Saved data entries:
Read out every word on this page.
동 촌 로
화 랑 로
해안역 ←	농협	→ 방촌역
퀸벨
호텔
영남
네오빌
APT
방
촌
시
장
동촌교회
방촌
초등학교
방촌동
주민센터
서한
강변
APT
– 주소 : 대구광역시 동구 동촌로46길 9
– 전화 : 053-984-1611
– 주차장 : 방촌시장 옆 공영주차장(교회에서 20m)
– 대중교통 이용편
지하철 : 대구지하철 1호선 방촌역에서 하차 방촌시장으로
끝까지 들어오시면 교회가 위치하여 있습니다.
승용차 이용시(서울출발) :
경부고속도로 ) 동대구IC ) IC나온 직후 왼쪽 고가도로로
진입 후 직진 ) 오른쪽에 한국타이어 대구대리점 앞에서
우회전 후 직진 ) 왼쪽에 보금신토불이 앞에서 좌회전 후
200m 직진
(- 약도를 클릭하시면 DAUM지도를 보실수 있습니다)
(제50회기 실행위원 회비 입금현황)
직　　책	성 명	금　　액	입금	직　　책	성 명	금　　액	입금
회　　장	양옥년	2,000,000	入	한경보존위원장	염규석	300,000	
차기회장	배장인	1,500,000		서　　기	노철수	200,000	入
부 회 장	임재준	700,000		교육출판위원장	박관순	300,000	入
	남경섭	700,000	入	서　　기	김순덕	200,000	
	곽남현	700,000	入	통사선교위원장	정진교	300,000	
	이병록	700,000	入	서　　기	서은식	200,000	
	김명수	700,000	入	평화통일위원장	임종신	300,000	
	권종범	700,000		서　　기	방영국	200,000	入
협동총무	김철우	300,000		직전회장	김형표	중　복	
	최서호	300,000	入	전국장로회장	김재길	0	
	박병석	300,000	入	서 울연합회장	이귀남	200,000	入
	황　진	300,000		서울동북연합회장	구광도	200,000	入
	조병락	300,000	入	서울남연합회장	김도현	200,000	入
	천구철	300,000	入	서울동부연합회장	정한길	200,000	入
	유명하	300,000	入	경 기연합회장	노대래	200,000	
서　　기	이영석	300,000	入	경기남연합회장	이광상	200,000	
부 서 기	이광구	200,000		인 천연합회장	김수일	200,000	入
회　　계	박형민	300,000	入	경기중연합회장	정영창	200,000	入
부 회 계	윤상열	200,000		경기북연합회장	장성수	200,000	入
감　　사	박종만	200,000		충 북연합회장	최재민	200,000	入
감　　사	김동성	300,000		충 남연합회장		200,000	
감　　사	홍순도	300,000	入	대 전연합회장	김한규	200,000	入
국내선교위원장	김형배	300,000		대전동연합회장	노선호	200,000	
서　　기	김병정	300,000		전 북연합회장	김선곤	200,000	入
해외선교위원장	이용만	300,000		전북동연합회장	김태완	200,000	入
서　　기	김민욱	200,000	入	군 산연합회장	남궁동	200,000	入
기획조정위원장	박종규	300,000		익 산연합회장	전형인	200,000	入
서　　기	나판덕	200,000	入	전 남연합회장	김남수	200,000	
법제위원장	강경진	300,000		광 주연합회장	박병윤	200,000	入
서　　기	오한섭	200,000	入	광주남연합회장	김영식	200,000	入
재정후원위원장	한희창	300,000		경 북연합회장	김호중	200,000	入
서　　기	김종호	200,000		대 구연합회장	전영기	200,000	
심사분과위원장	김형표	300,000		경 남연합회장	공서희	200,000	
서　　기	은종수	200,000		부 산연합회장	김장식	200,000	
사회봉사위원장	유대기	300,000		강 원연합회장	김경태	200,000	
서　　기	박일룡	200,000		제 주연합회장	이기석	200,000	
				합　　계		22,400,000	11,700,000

EXERCISE TASK – Restate each of the entries above verbatim.

TASK ANSWER –
Read out every word on this page.
동 촌 로
화 랑 로
해안역 ←	농협	→ 방촌역
퀸벨
호텔
영남
네오빌
APT
방
촌
시
장
동촌교회
방촌
초등학교
방촌동
주민센터
서한
강변
APT
– 주소 : 대구광역시 동구 동촌로46길 9
– 전화 : 053-984-1611
– 주차장 : 방촌시장 옆 공영주차장(교회에서 20m)
– 대중교통 이용편
지하철 : 대구지하철 1호선 방촌역에서 하차 방촌시장으로
끝까지 들어오시면 교회가 위치하여 있습니다.
승용차 이용시(서울출발) :
경부고속도로 ) 동대구IC ) IC나온 직후 왼쪽 고가도로로
진입 후 직진 ) 오른쪽에 한국타이어 대구대리점 앞에서
우회전 후 직진 ) 왼쪽에 보금신토불이 앞에서 좌회전 후
200m 직진
(- 약도를 클릭하시면 DAUM지도를 보실수 있습니다)
(제50회기 실행위원 회비 입금현황)
직　　책	성 명	금　　액	입금	직　　책	성 명	금　　액	입금
회　　장	양옥년	2,000,000	入	한경보존위원장	염규석	300,000	
차기회장	배장인	1,500,000		서　　기	노철수	200,000	入
부 회 장	임재준	700,000		교육출판위원장	박관순	300,000	入
	남경섭	700,000	入	서　　기	김순덕	200,000	
	곽남현	700,000	入	통사선교위원장	정진교	300,000	
	이병록	700,000	入	서　　기	서은식	200,000	
	김명수	700,000	入	평화통일위원장	임종신	300,000	
	권종범	700,000		서　　기	방영국	200,000	入
협동총무	김철우	300,000		직전회장	김형표	중　복	
	최서호	300,000	入	전국장로회장	김재길	0	
	박병석	300,000	入	서 울연합회장	이귀남	200,000	入
	황　진	300,000		서울동북연합회장	구광도	200,000	入
	조병락	300,000	入	서울남연합회장	김도현	200,000	入
	천구철	300,000	入	서울동부연합회장	정한길	200,000	入
	유명하	300,000	入	경 기연합회장	노대래	200,000	
서　　기	이영석	300,000	入	경기남연합회장	이광상	200,000	
부 서 기	이광구	200,000		인 천연합회장	김수일	200,000	入
회　　계	박형민	300,000	入	경기중연합회장	정영창	200,000	入
부 회 계	윤상열	200,000		경기북연합회장	장성수	200,000	入
감　　사	박종만	200,000		충 북연합회장	최재민	200,000	入
감　　사	김동성	300,000		충 남연합회장		200,000	
감　　사	홍순도	300,000	入	대 전연합회장	김한규	200,000	入
국내선교위원장	김형배	300,000		대전동연합회장	노선호	200,000	
서　　기	김병정	300,000		전 북연합회장	김선곤	200,000	入
해외선교위원장	이용만	300,000		전북동연합회장	김태완	200,000	入
서　　기	김민욱	200,000	入	군 산연합회장	남궁동	200,000	入
기획조정위원장	박종규	300,000		익 산연합회장	전형인	200,000	入
서　　기	나판덕	200,000	入	전 남연합회장	김남수	200,000	
법제위원장	강경진	300,000		광 주연합회장	박병윤	200,000	入
서　　기	오한섭	200,000	入	광주남연합회장	김영식	200,000	入
재정후원위원장	한희창	300,000		경 북연합회장	김호중	200,000	入
서　　기	김종호	200,000		대 구연합회장	전영기	200,000	
심사분과위원장	김형표	300,000		경 남연합회장	공서희	200,000	
서　　기	은종수	200,000		부 산연합회장	김장식	200,000	
사회봉사위원장	유대기	300,000		강 원연합회장	김경태	200,000	
서　　기	박일룡	200,000		제 주연합회장	이기석	200,000	
				합　　계		22,400,000	11,700,000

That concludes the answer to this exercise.